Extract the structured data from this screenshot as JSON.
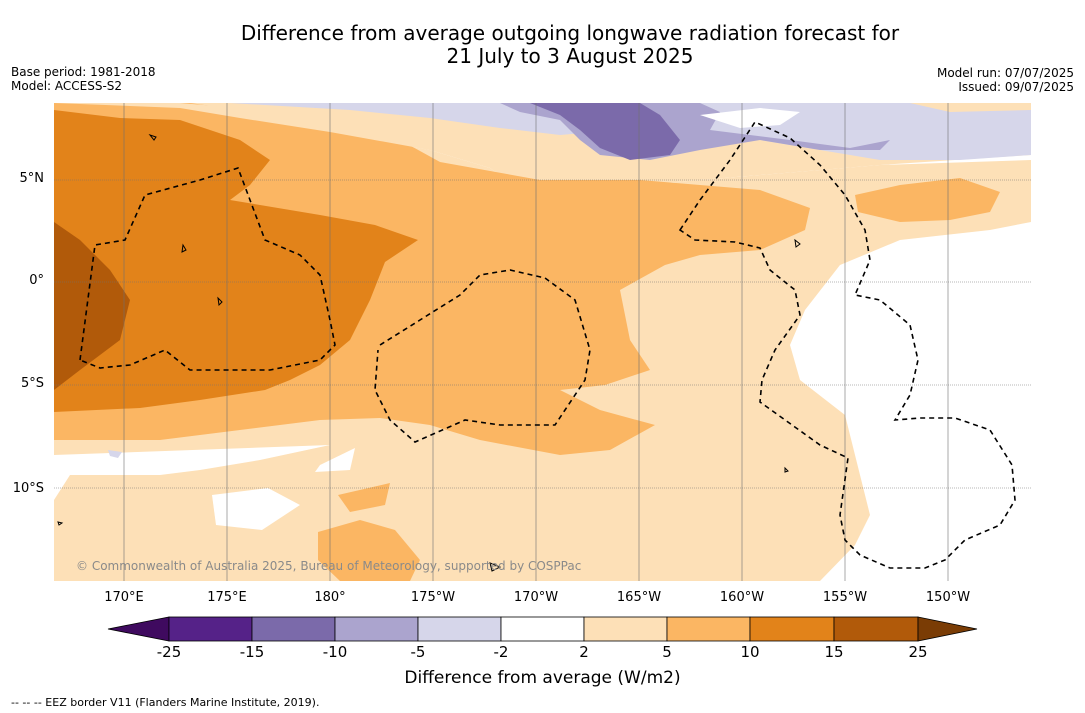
{
  "title_line1": "Difference from average outgoing longwave radiation forecast for",
  "title_line2": "21 July to 3 August 2025",
  "base_period": "Base period: 1981-2018",
  "model": "Model: ACCESS-S2",
  "model_run": "Model run: 07/07/2025",
  "issued": "Issued: 09/07/2025",
  "latitude_labels": [
    "5°N",
    "0°",
    "5°S",
    "10°S"
  ],
  "longitude_labels": [
    "170°E",
    "175°E",
    "180°",
    "175°W",
    "170°W",
    "165°W",
    "160°W",
    "155°W",
    "150°W"
  ],
  "colorbar": {
    "title": "Difference from average (W/m2)",
    "ticks": [
      "-25",
      "-15",
      "-10",
      "-5",
      "-2",
      "2",
      "5",
      "10",
      "15",
      "25"
    ],
    "colors": [
      "#3f0a5f",
      "#552288",
      "#7b6aaa",
      "#aba4ce",
      "#d6d6ea",
      "#ffffff",
      "#fde0b7",
      "#fbb663",
      "#e2831a",
      "#b15a0a",
      "#7a3c05"
    ]
  },
  "copyright": "© Commonwealth of Australia 2025, Bureau of Meteorology, supported by COSPPac",
  "footer": "-- -- -- EEZ border V11 (Flanders Marine Institute, 2019)."
}
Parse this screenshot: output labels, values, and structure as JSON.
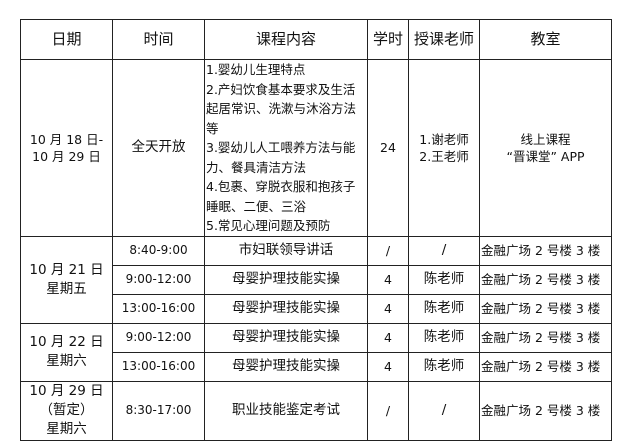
{
  "headers": [
    "日期",
    "时间",
    "课程内容",
    "学时",
    "授课老师",
    "教室"
  ],
  "online_row": {
    "date_lines": [
      "10 月 18 日-",
      "10 月 29 日"
    ],
    "time": "全天开放",
    "content_lines": [
      "1.婴幼儿生理特点",
      "2.产妇饮食基本要求及生活起居常识、洗漱与沐浴方法等",
      "3.婴幼儿人工喂养方法与能力、餐具清洁方法",
      "4.包裹、穿脱衣服和抱孩子睡眠、二便、三浴",
      "5.常见心理问题及预防"
    ],
    "hours": "24",
    "teacher_lines": [
      "1.谢老师",
      "2.王老师"
    ],
    "room_lines": [
      "线上课程",
      "“晋课堂” APP"
    ]
  },
  "groups": [
    {
      "date_lines": [
        "10 月 21 日",
        "星期五"
      ],
      "rows": [
        {
          "time": "8:40-9:00",
          "content": "市妇联领导讲话",
          "hours": "/",
          "teacher": "/",
          "room": "金融广场 2 号楼 3 楼"
        },
        {
          "time": "9:00-12:00",
          "content": "母婴护理技能实操",
          "hours": "4",
          "teacher": "陈老师",
          "room": "金融广场 2 号楼 3 楼"
        },
        {
          "time": "13:00-16:00",
          "content": "母婴护理技能实操",
          "hours": "4",
          "teacher": "陈老师",
          "room": "金融广场 2 号楼 3 楼"
        }
      ]
    },
    {
      "date_lines": [
        "10 月 22 日",
        "星期六"
      ],
      "rows": [
        {
          "time": "9:00-12:00",
          "content": "母婴护理技能实操",
          "hours": "4",
          "teacher": "陈老师",
          "room": "金融广场 2 号楼 3 楼"
        },
        {
          "time": "13:00-16:00",
          "content": "母婴护理技能实操",
          "hours": "4",
          "teacher": "陈老师",
          "room": "金融广场 2 号楼 3 楼"
        }
      ]
    },
    {
      "date_lines": [
        "10 月 29 日",
        "（暂定）",
        "星期六"
      ],
      "rows": [
        {
          "time": "8:30-17:00",
          "content": "职业技能鉴定考试",
          "hours": "/",
          "teacher": "/",
          "room": "金融广场 2 号楼 3 楼"
        }
      ]
    }
  ]
}
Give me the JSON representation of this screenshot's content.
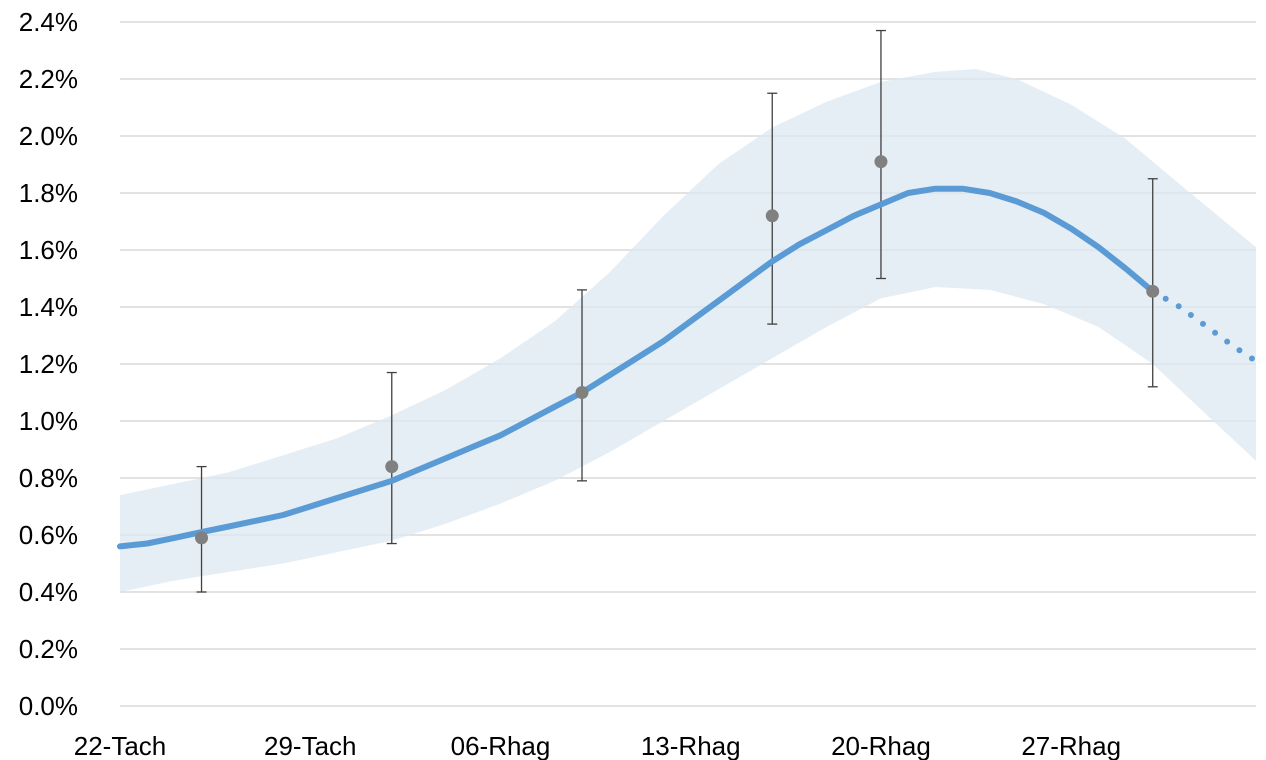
{
  "chart_data": {
    "type": "line",
    "y_tick_labels": [
      "0.0%",
      "0.2%",
      "0.4%",
      "0.6%",
      "0.8%",
      "1.0%",
      "1.2%",
      "1.4%",
      "1.6%",
      "1.8%",
      "2.0%",
      "2.2%",
      "2.4%"
    ],
    "ylim": [
      0,
      2.4
    ],
    "x_tick_labels": [
      {
        "label": "22-Tach",
        "day": 0
      },
      {
        "label": "29-Tach",
        "day": 7
      },
      {
        "label": "06-Rhag",
        "day": 14
      },
      {
        "label": "13-Rhag",
        "day": 21
      },
      {
        "label": "20-Rhag",
        "day": 28
      },
      {
        "label": "27-Rhag",
        "day": 35
      }
    ],
    "grid": true,
    "colors": {
      "line": "#5b9bd5",
      "band": "#dde8f2",
      "points": "#808080",
      "errorbars": "#404040",
      "grid": "#d9d9d9"
    },
    "series": [
      {
        "role": "modelled estimate (solid)",
        "points": [
          {
            "day": 0,
            "y": 0.56
          },
          {
            "day": 1,
            "y": 0.57
          },
          {
            "day": 2,
            "y": 0.59
          },
          {
            "day": 3,
            "y": 0.61
          },
          {
            "day": 4,
            "y": 0.63
          },
          {
            "day": 5,
            "y": 0.65
          },
          {
            "day": 6,
            "y": 0.67
          },
          {
            "day": 7,
            "y": 0.7
          },
          {
            "day": 8,
            "y": 0.73
          },
          {
            "day": 9,
            "y": 0.76
          },
          {
            "day": 10,
            "y": 0.79
          },
          {
            "day": 11,
            "y": 0.83
          },
          {
            "day": 12,
            "y": 0.87
          },
          {
            "day": 13,
            "y": 0.91
          },
          {
            "day": 14,
            "y": 0.95
          },
          {
            "day": 15,
            "y": 1.0
          },
          {
            "day": 16,
            "y": 1.05
          },
          {
            "day": 17,
            "y": 1.1
          },
          {
            "day": 18,
            "y": 1.16
          },
          {
            "day": 19,
            "y": 1.22
          },
          {
            "day": 20,
            "y": 1.28
          },
          {
            "day": 21,
            "y": 1.35
          },
          {
            "day": 22,
            "y": 1.42
          },
          {
            "day": 23,
            "y": 1.49
          },
          {
            "day": 24,
            "y": 1.56
          },
          {
            "day": 25,
            "y": 1.62
          },
          {
            "day": 26,
            "y": 1.67
          },
          {
            "day": 27,
            "y": 1.72
          },
          {
            "day": 28,
            "y": 1.76
          },
          {
            "day": 29,
            "y": 1.8
          },
          {
            "day": 30,
            "y": 1.815
          },
          {
            "day": 31,
            "y": 1.815
          },
          {
            "day": 32,
            "y": 1.8
          },
          {
            "day": 33,
            "y": 1.77
          },
          {
            "day": 34,
            "y": 1.73
          },
          {
            "day": 35,
            "y": 1.675
          },
          {
            "day": 36,
            "y": 1.61
          },
          {
            "day": 37,
            "y": 1.535
          },
          {
            "day": 38,
            "y": 1.455
          }
        ]
      },
      {
        "role": "projection (dotted)",
        "points": [
          {
            "day": 38,
            "y": 1.455
          },
          {
            "day": 39,
            "y": 1.4
          },
          {
            "day": 40,
            "y": 1.33
          },
          {
            "day": 41,
            "y": 1.26
          },
          {
            "day": 41.8,
            "y": 1.21
          }
        ]
      }
    ],
    "credible_interval": {
      "lower": [
        {
          "day": 0,
          "y": 0.4
        },
        {
          "day": 2,
          "y": 0.44
        },
        {
          "day": 4,
          "y": 0.47
        },
        {
          "day": 6,
          "y": 0.5
        },
        {
          "day": 8,
          "y": 0.54
        },
        {
          "day": 10,
          "y": 0.58
        },
        {
          "day": 12,
          "y": 0.64
        },
        {
          "day": 14,
          "y": 0.71
        },
        {
          "day": 16,
          "y": 0.79
        },
        {
          "day": 18,
          "y": 0.89
        },
        {
          "day": 20,
          "y": 1.0
        },
        {
          "day": 22,
          "y": 1.11
        },
        {
          "day": 24,
          "y": 1.22
        },
        {
          "day": 26,
          "y": 1.33
        },
        {
          "day": 28,
          "y": 1.43
        },
        {
          "day": 30,
          "y": 1.47
        },
        {
          "day": 32,
          "y": 1.46
        },
        {
          "day": 34,
          "y": 1.41
        },
        {
          "day": 36,
          "y": 1.33
        },
        {
          "day": 38,
          "y": 1.2
        },
        {
          "day": 40,
          "y": 1.02
        },
        {
          "day": 41.8,
          "y": 0.86
        }
      ],
      "upper": [
        {
          "day": 0,
          "y": 0.74
        },
        {
          "day": 2,
          "y": 0.78
        },
        {
          "day": 4,
          "y": 0.82
        },
        {
          "day": 6,
          "y": 0.88
        },
        {
          "day": 8,
          "y": 0.94
        },
        {
          "day": 10,
          "y": 1.02
        },
        {
          "day": 12,
          "y": 1.11
        },
        {
          "day": 14,
          "y": 1.22
        },
        {
          "day": 16,
          "y": 1.35
        },
        {
          "day": 18,
          "y": 1.52
        },
        {
          "day": 20,
          "y": 1.72
        },
        {
          "day": 22,
          "y": 1.9
        },
        {
          "day": 24,
          "y": 2.03
        },
        {
          "day": 26,
          "y": 2.12
        },
        {
          "day": 28,
          "y": 2.19
        },
        {
          "day": 30,
          "y": 2.225
        },
        {
          "day": 31.5,
          "y": 2.235
        },
        {
          "day": 33,
          "y": 2.2
        },
        {
          "day": 35,
          "y": 2.11
        },
        {
          "day": 37,
          "y": 1.99
        },
        {
          "day": 39,
          "y": 1.83
        },
        {
          "day": 41.8,
          "y": 1.61
        }
      ]
    },
    "observations": [
      {
        "day": 3,
        "y": 0.59,
        "low": 0.4,
        "high": 0.84
      },
      {
        "day": 10,
        "y": 0.84,
        "low": 0.57,
        "high": 1.17
      },
      {
        "day": 17,
        "y": 1.1,
        "low": 0.79,
        "high": 1.46
      },
      {
        "day": 24,
        "y": 1.72,
        "low": 1.34,
        "high": 2.15
      },
      {
        "day": 28,
        "y": 1.91,
        "low": 1.5,
        "high": 2.37
      },
      {
        "day": 38,
        "y": 1.455,
        "low": 1.12,
        "high": 1.85
      }
    ]
  }
}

----------------------------------------

Instructions for the task –
Look through the entries and return every line where "time" appears.

Answer to the task –
    "time": "全天开放",
          "time": "8:40-9:00",
          "time": "9:00-12:00",
          "time": "13:00-16:00",
          "time": "9:00-12:00",
          "time": "13:00-16:00",
          "time": "8:30-17:00",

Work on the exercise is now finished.